### Information supplied
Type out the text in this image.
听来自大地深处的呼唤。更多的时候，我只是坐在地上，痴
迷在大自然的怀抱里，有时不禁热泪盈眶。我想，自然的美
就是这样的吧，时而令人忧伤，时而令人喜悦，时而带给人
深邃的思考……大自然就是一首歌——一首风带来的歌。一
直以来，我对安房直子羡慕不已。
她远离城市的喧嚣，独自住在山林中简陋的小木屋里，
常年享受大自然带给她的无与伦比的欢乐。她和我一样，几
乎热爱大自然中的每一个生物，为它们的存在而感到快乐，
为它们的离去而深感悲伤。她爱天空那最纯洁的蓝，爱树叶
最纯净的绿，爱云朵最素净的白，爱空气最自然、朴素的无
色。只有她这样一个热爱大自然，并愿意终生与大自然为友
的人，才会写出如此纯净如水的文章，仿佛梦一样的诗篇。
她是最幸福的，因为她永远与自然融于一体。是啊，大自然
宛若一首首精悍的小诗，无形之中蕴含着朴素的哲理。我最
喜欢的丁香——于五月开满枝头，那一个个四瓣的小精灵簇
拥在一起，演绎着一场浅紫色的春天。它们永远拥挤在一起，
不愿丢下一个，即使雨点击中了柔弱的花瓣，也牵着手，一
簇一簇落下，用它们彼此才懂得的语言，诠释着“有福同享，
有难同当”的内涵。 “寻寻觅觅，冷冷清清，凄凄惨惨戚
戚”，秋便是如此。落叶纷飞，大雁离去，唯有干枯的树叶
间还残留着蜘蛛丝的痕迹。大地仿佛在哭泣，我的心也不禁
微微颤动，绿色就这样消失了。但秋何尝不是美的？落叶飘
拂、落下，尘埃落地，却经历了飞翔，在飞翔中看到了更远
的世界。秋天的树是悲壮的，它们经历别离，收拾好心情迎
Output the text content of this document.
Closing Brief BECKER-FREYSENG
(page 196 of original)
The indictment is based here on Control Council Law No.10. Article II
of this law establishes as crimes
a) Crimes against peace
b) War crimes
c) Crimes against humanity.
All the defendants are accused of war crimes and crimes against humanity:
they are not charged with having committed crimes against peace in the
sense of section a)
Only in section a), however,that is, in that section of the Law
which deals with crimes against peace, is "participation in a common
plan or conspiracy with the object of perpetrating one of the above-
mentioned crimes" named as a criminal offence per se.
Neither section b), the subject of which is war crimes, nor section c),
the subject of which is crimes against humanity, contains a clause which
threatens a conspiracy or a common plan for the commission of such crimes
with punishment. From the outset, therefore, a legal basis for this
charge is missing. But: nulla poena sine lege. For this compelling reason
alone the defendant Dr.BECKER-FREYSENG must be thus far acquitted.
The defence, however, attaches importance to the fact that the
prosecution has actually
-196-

### Your objective
Output all of the data above without any alteration.

### Written answer
Type out the text in this image.
听来自大地深处的呼唤。更多的时候，我只是坐在地上，痴
迷在大自然的怀抱里，有时不禁热泪盈眶。我想，自然的美
就是这样的吧，时而令人忧伤，时而令人喜悦，时而带给人
深邃的思考……大自然就是一首歌——一首风带来的歌。一
直以来，我对安房直子羡慕不已。
她远离城市的喧嚣，独自住在山林中简陋的小木屋里，
常年享受大自然带给她的无与伦比的欢乐。她和我一样，几
乎热爱大自然中的每一个生物，为它们的存在而感到快乐，
为它们的离去而深感悲伤。她爱天空那最纯洁的蓝，爱树叶
最纯净的绿，爱云朵最素净的白，爱空气最自然、朴素的无
色。只有她这样一个热爱大自然，并愿意终生与大自然为友
的人，才会写出如此纯净如水的文章，仿佛梦一样的诗篇。
她是最幸福的，因为她永远与自然融于一体。是啊，大自然
宛若一首首精悍的小诗，无形之中蕴含着朴素的哲理。我最
喜欢的丁香——于五月开满枝头，那一个个四瓣的小精灵簇
拥在一起，演绎着一场浅紫色的春天。它们永远拥挤在一起，
不愿丢下一个，即使雨点击中了柔弱的花瓣，也牵着手，一
簇一簇落下，用它们彼此才懂得的语言，诠释着“有福同享，
有难同当”的内涵。 “寻寻觅觅，冷冷清清，凄凄惨惨戚
戚”，秋便是如此。落叶纷飞，大雁离去，唯有干枯的树叶
间还残留着蜘蛛丝的痕迹。大地仿佛在哭泣，我的心也不禁
微微颤动，绿色就这样消失了。但秋何尝不是美的？落叶飘
拂、落下，尘埃落地，却经历了飞翔，在飞翔中看到了更远
的世界。秋天的树是悲壮的，它们经历别离，收拾好心情迎
Output the text content of this document.
Closing Brief BECKER-FREYSENG
(page 196 of original)
The indictment is based here on Control Council Law No.10. Article II
of this law establishes as crimes
a) Crimes against peace
b) War crimes
c) Crimes against humanity.
All the defendants are accused of war crimes and crimes against humanity:
they are not charged with having committed crimes against peace in the
sense of section a)
Only in section a), however,that is, in that section of the Law
which deals with crimes against peace, is "participation in a common
plan or conspiracy with the object of perpetrating one of the above-
mentioned crimes" named as a criminal offence per se.
Neither section b), the subject of which is war crimes, nor section c),
the subject of which is crimes against humanity, contains a clause which
threatens a conspiracy or a common plan for the commission of such crimes
with punishment. From the outset, therefore, a legal basis for this
charge is missing. But: nulla poena sine lege. For this compelling reason
alone the defendant Dr.BECKER-FREYSENG must be thus far acquitted.
The defence, however, attaches importance to the fact that the
prosecution has actually
-196-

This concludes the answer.